[Items listed in a dataset]
BEGIN

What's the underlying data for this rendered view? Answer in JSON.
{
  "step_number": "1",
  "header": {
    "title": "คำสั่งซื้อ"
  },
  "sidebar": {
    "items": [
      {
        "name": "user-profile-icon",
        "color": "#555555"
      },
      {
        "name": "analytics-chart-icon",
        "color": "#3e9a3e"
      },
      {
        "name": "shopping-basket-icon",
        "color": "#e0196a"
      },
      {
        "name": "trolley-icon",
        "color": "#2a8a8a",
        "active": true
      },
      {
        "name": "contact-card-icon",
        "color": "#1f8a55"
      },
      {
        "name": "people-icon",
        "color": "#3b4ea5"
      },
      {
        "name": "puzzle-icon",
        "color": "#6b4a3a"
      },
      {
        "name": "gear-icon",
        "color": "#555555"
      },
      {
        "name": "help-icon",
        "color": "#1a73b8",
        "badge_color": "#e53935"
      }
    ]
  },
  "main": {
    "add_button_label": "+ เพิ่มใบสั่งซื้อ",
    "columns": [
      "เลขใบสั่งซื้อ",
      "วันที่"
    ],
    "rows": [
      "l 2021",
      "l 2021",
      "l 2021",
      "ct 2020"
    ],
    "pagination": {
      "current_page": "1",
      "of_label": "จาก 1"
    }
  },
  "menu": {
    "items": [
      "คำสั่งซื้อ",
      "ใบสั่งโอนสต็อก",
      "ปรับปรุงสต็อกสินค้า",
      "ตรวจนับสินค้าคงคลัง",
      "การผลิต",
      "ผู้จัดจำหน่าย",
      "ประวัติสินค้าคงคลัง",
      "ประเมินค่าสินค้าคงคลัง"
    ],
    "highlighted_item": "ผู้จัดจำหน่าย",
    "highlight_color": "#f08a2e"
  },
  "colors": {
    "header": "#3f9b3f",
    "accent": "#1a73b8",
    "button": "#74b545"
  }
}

END

■ WORK REQUIRED:
Reproduce the data shown above exactly.

■ EXPECTED ANSWER:
What's the underlying data for this rendered view? Answer in JSON.
{
  "step_number": "1",
  "header": {
    "title": "คำสั่งซื้อ"
  },
  "sidebar": {
    "items": [
      {
        "name": "user-profile-icon",
        "color": "#555555"
      },
      {
        "name": "analytics-chart-icon",
        "color": "#3e9a3e"
      },
      {
        "name": "shopping-basket-icon",
        "color": "#e0196a"
      },
      {
        "name": "trolley-icon",
        "color": "#2a8a8a",
        "active": true
      },
      {
        "name": "contact-card-icon",
        "color": "#1f8a55"
      },
      {
        "name": "people-icon",
        "color": "#3b4ea5"
      },
      {
        "name": "puzzle-icon",
        "color": "#6b4a3a"
      },
      {
        "name": "gear-icon",
        "color": "#555555"
      },
      {
        "name": "help-icon",
        "color": "#1a73b8",
        "badge_color": "#e53935"
      }
    ]
  },
  "main": {
    "add_button_label": "+ เพิ่มใบสั่งซื้อ",
    "columns": [
      "เลขใบสั่งซื้อ",
      "วันที่"
    ],
    "rows": [
      "l 2021",
      "l 2021",
      "l 2021",
      "ct 2020"
    ],
    "pagination": {
      "current_page": "1",
      "of_label": "จาก 1"
    }
  },
  "menu": {
    "items": [
      "คำสั่งซื้อ",
      "ใบสั่งโอนสต็อก",
      "ปรับปรุงสต็อกสินค้า",
      "ตรวจนับสินค้าคงคลัง",
      "การผลิต",
      "ผู้จัดจำหน่าย",
      "ประวัติสินค้าคงคลัง",
      "ประเมินค่าสินค้าคงคลัง"
    ],
    "highlighted_item": "ผู้จัดจำหน่าย",
    "highlight_color": "#f08a2e"
  },
  "colors": {
    "header": "#3f9b3f",
    "accent": "#1a73b8",
    "button": "#74b545"
  }
}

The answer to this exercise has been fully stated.